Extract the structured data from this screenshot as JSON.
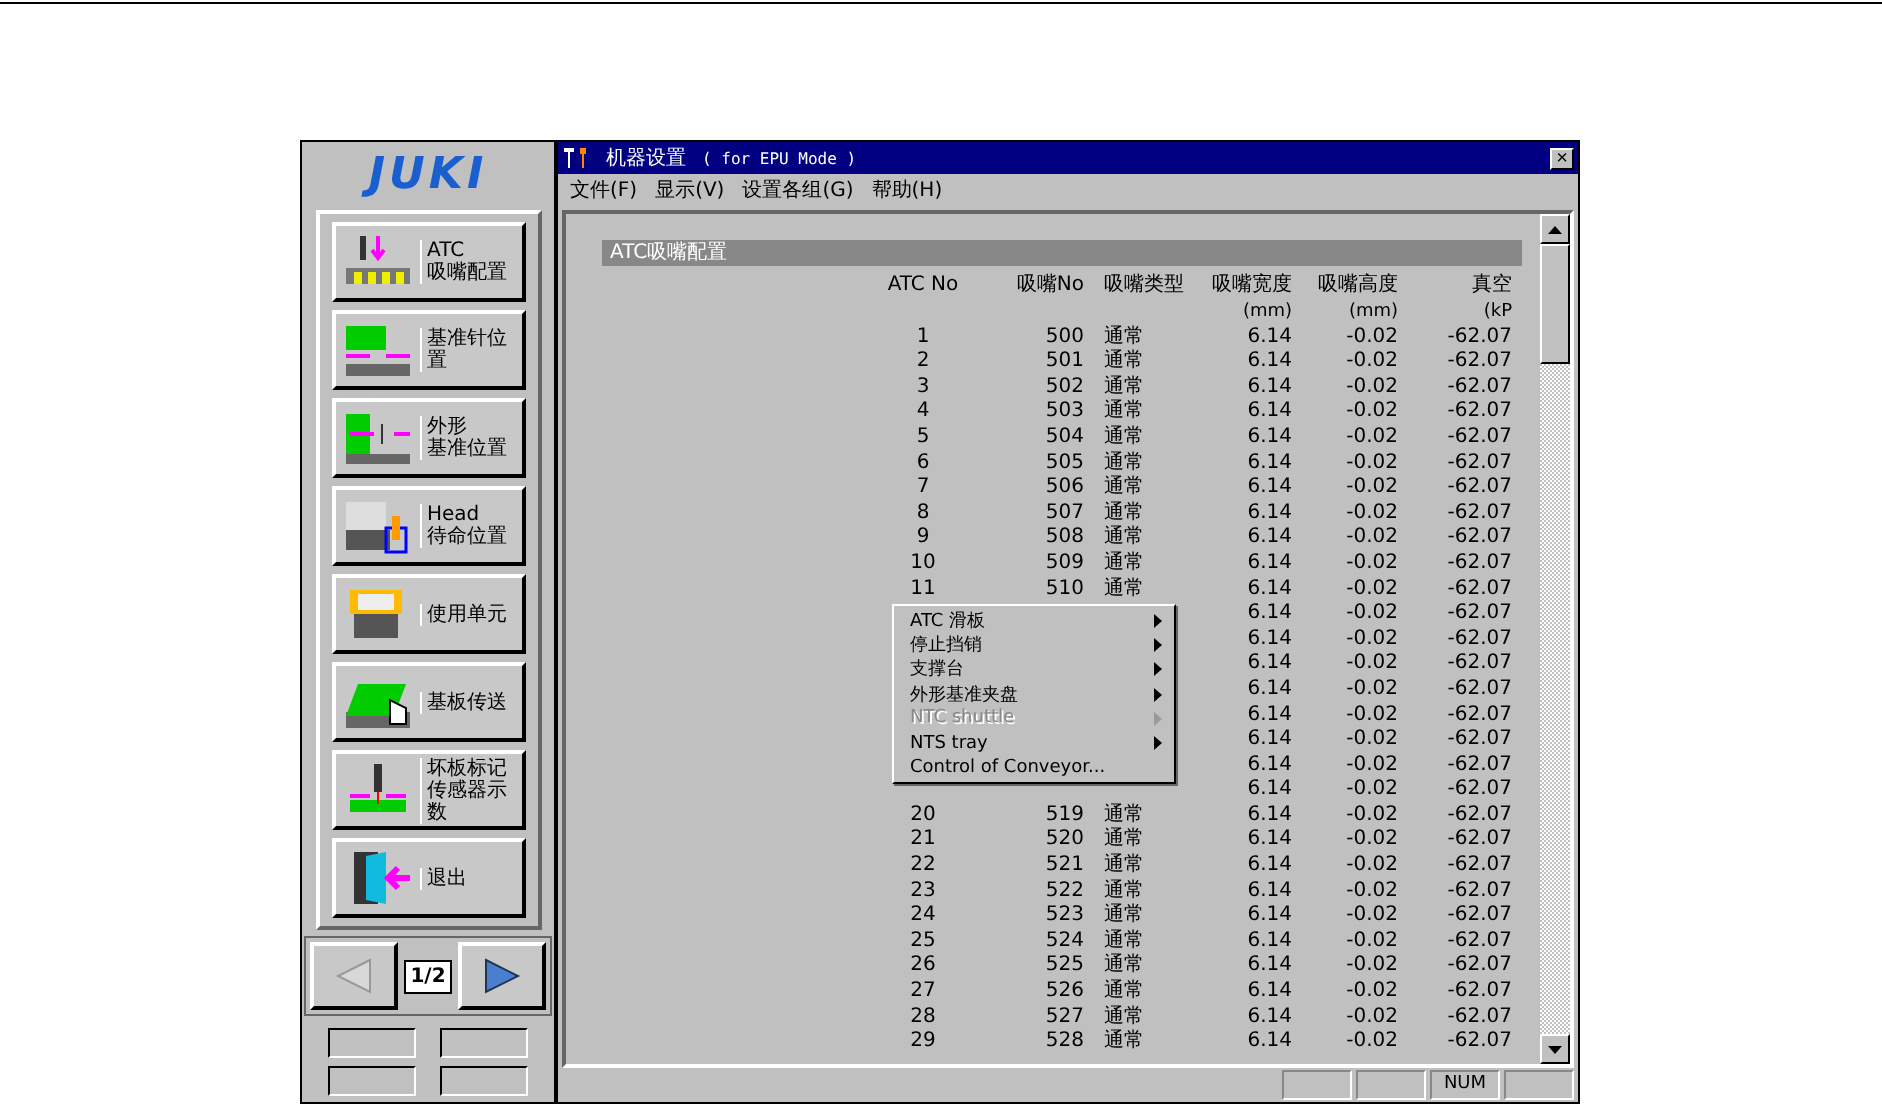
{
  "logo": "JUKI",
  "side_buttons": [
    {
      "lines": [
        "ATC",
        "吸嘴配置"
      ]
    },
    {
      "lines": [
        "基准针位置"
      ]
    },
    {
      "lines": [
        "外形",
        "基准位置"
      ]
    },
    {
      "lines": [
        "Head",
        "待命位置"
      ]
    },
    {
      "lines": [
        "使用单元"
      ]
    },
    {
      "lines": [
        "基板传送"
      ]
    },
    {
      "lines": [
        "坏板标记",
        "传感器示数"
      ]
    },
    {
      "lines": [
        "退出"
      ]
    }
  ],
  "pager": {
    "prev_disabled": true,
    "next_disabled": false,
    "page": "1/2"
  },
  "window": {
    "title": "机器设置",
    "subtitle": "( for EPU Mode )",
    "close": "×"
  },
  "menu_bar": [
    "文件(F)",
    "显示(V)",
    "设置各组(G)",
    "帮助(H)"
  ],
  "section": {
    "title": "ATC吸嘴配置"
  },
  "table": {
    "columns": [
      {
        "label": "ATC No"
      },
      {
        "label": "吸嘴No"
      },
      {
        "label": "吸嘴类型"
      },
      {
        "label": "吸嘴宽度",
        "unit": "(mm)"
      },
      {
        "label": "吸嘴高度",
        "unit": "(mm)"
      },
      {
        "label": "真空",
        "unit": "(kP"
      }
    ],
    "rows": [
      [
        "1",
        "500",
        "通常",
        "6.14",
        "-0.02",
        "-62.07"
      ],
      [
        "2",
        "501",
        "通常",
        "6.14",
        "-0.02",
        "-62.07"
      ],
      [
        "3",
        "502",
        "通常",
        "6.14",
        "-0.02",
        "-62.07"
      ],
      [
        "4",
        "503",
        "通常",
        "6.14",
        "-0.02",
        "-62.07"
      ],
      [
        "5",
        "504",
        "通常",
        "6.14",
        "-0.02",
        "-62.07"
      ],
      [
        "6",
        "505",
        "通常",
        "6.14",
        "-0.02",
        "-62.07"
      ],
      [
        "7",
        "506",
        "通常",
        "6.14",
        "-0.02",
        "-62.07"
      ],
      [
        "8",
        "507",
        "通常",
        "6.14",
        "-0.02",
        "-62.07"
      ],
      [
        "9",
        "508",
        "通常",
        "6.14",
        "-0.02",
        "-62.07"
      ],
      [
        "10",
        "509",
        "通常",
        "6.14",
        "-0.02",
        "-62.07"
      ],
      [
        "11",
        "510",
        "通常",
        "6.14",
        "-0.02",
        "-62.07"
      ],
      [
        "",
        "",
        "",
        "6.14",
        "-0.02",
        "-62.07"
      ],
      [
        "",
        "",
        "",
        "6.14",
        "-0.02",
        "-62.07"
      ],
      [
        "",
        "",
        "",
        "6.14",
        "-0.02",
        "-62.07"
      ],
      [
        "",
        "",
        "",
        "6.14",
        "-0.02",
        "-62.07"
      ],
      [
        "",
        "",
        "",
        "6.14",
        "-0.02",
        "-62.07"
      ],
      [
        "",
        "",
        "",
        "6.14",
        "-0.02",
        "-62.07"
      ],
      [
        "",
        "",
        "",
        "6.14",
        "-0.02",
        "-62.07"
      ],
      [
        "",
        "",
        "",
        "6.14",
        "-0.02",
        "-62.07"
      ],
      [
        "20",
        "519",
        "通常",
        "6.14",
        "-0.02",
        "-62.07"
      ],
      [
        "21",
        "520",
        "通常",
        "6.14",
        "-0.02",
        "-62.07"
      ],
      [
        "22",
        "521",
        "通常",
        "6.14",
        "-0.02",
        "-62.07"
      ],
      [
        "23",
        "522",
        "通常",
        "6.14",
        "-0.02",
        "-62.07"
      ],
      [
        "24",
        "523",
        "通常",
        "6.14",
        "-0.02",
        "-62.07"
      ],
      [
        "25",
        "524",
        "通常",
        "6.14",
        "-0.02",
        "-62.07"
      ],
      [
        "26",
        "525",
        "通常",
        "6.14",
        "-0.02",
        "-62.07"
      ],
      [
        "27",
        "526",
        "通常",
        "6.14",
        "-0.02",
        "-62.07"
      ],
      [
        "28",
        "527",
        "通常",
        "6.14",
        "-0.02",
        "-62.07"
      ],
      [
        "29",
        "528",
        "通常",
        "6.14",
        "-0.02",
        "-62.07"
      ]
    ]
  },
  "context_menu": [
    {
      "label": "ATC 滑板",
      "submenu": true,
      "disabled": false
    },
    {
      "label": "停止挡销",
      "submenu": true,
      "disabled": false
    },
    {
      "label": "支撑台",
      "submenu": true,
      "disabled": false
    },
    {
      "label": "外形基准夹盘",
      "submenu": true,
      "disabled": false
    },
    {
      "label": "NTC shuttle",
      "submenu": true,
      "disabled": true
    },
    {
      "label": "NTS tray",
      "submenu": true,
      "disabled": false
    },
    {
      "label": "Control of Conveyor...",
      "submenu": false,
      "disabled": false
    }
  ],
  "status_bar": {
    "num_indicator": "NUM"
  }
}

▶ [What you have to do] Please transcribe the material above exactly as written. Leave the pictures out.

▶ [Solution to this task]
Extract the structured data from this screenshot as JSON.
{
  "logo": "JUKI",
  "side_buttons": [
    {
      "lines": [
        "ATC",
        "吸嘴配置"
      ]
    },
    {
      "lines": [
        "基准针位置"
      ]
    },
    {
      "lines": [
        "外形",
        "基准位置"
      ]
    },
    {
      "lines": [
        "Head",
        "待命位置"
      ]
    },
    {
      "lines": [
        "使用单元"
      ]
    },
    {
      "lines": [
        "基板传送"
      ]
    },
    {
      "lines": [
        "坏板标记",
        "传感器示数"
      ]
    },
    {
      "lines": [
        "退出"
      ]
    }
  ],
  "pager": {
    "prev_disabled": true,
    "next_disabled": false,
    "page": "1/2"
  },
  "window": {
    "title": "机器设置",
    "subtitle": "( for EPU Mode )",
    "close": "×"
  },
  "menu_bar": [
    "文件(F)",
    "显示(V)",
    "设置各组(G)",
    "帮助(H)"
  ],
  "section": {
    "title": "ATC吸嘴配置"
  },
  "table": {
    "columns": [
      {
        "label": "ATC No"
      },
      {
        "label": "吸嘴No"
      },
      {
        "label": "吸嘴类型"
      },
      {
        "label": "吸嘴宽度",
        "unit": "(mm)"
      },
      {
        "label": "吸嘴高度",
        "unit": "(mm)"
      },
      {
        "label": "真空",
        "unit": "(kP"
      }
    ],
    "rows": [
      [
        "1",
        "500",
        "通常",
        "6.14",
        "-0.02",
        "-62.07"
      ],
      [
        "2",
        "501",
        "通常",
        "6.14",
        "-0.02",
        "-62.07"
      ],
      [
        "3",
        "502",
        "通常",
        "6.14",
        "-0.02",
        "-62.07"
      ],
      [
        "4",
        "503",
        "通常",
        "6.14",
        "-0.02",
        "-62.07"
      ],
      [
        "5",
        "504",
        "通常",
        "6.14",
        "-0.02",
        "-62.07"
      ],
      [
        "6",
        "505",
        "通常",
        "6.14",
        "-0.02",
        "-62.07"
      ],
      [
        "7",
        "506",
        "通常",
        "6.14",
        "-0.02",
        "-62.07"
      ],
      [
        "8",
        "507",
        "通常",
        "6.14",
        "-0.02",
        "-62.07"
      ],
      [
        "9",
        "508",
        "通常",
        "6.14",
        "-0.02",
        "-62.07"
      ],
      [
        "10",
        "509",
        "通常",
        "6.14",
        "-0.02",
        "-62.07"
      ],
      [
        "11",
        "510",
        "通常",
        "6.14",
        "-0.02",
        "-62.07"
      ],
      [
        "",
        "",
        "",
        "6.14",
        "-0.02",
        "-62.07"
      ],
      [
        "",
        "",
        "",
        "6.14",
        "-0.02",
        "-62.07"
      ],
      [
        "",
        "",
        "",
        "6.14",
        "-0.02",
        "-62.07"
      ],
      [
        "",
        "",
        "",
        "6.14",
        "-0.02",
        "-62.07"
      ],
      [
        "",
        "",
        "",
        "6.14",
        "-0.02",
        "-62.07"
      ],
      [
        "",
        "",
        "",
        "6.14",
        "-0.02",
        "-62.07"
      ],
      [
        "",
        "",
        "",
        "6.14",
        "-0.02",
        "-62.07"
      ],
      [
        "",
        "",
        "",
        "6.14",
        "-0.02",
        "-62.07"
      ],
      [
        "20",
        "519",
        "通常",
        "6.14",
        "-0.02",
        "-62.07"
      ],
      [
        "21",
        "520",
        "通常",
        "6.14",
        "-0.02",
        "-62.07"
      ],
      [
        "22",
        "521",
        "通常",
        "6.14",
        "-0.02",
        "-62.07"
      ],
      [
        "23",
        "522",
        "通常",
        "6.14",
        "-0.02",
        "-62.07"
      ],
      [
        "24",
        "523",
        "通常",
        "6.14",
        "-0.02",
        "-62.07"
      ],
      [
        "25",
        "524",
        "通常",
        "6.14",
        "-0.02",
        "-62.07"
      ],
      [
        "26",
        "525",
        "通常",
        "6.14",
        "-0.02",
        "-62.07"
      ],
      [
        "27",
        "526",
        "通常",
        "6.14",
        "-0.02",
        "-62.07"
      ],
      [
        "28",
        "527",
        "通常",
        "6.14",
        "-0.02",
        "-62.07"
      ],
      [
        "29",
        "528",
        "通常",
        "6.14",
        "-0.02",
        "-62.07"
      ]
    ]
  },
  "context_menu": [
    {
      "label": "ATC 滑板",
      "submenu": true,
      "disabled": false
    },
    {
      "label": "停止挡销",
      "submenu": true,
      "disabled": false
    },
    {
      "label": "支撑台",
      "submenu": true,
      "disabled": false
    },
    {
      "label": "外形基准夹盘",
      "submenu": true,
      "disabled": false
    },
    {
      "label": "NTC shuttle",
      "submenu": true,
      "disabled": true
    },
    {
      "label": "NTS tray",
      "submenu": true,
      "disabled": false
    },
    {
      "label": "Control of Conveyor...",
      "submenu": false,
      "disabled": false
    }
  ],
  "status_bar": {
    "num_indicator": "NUM"
  }
}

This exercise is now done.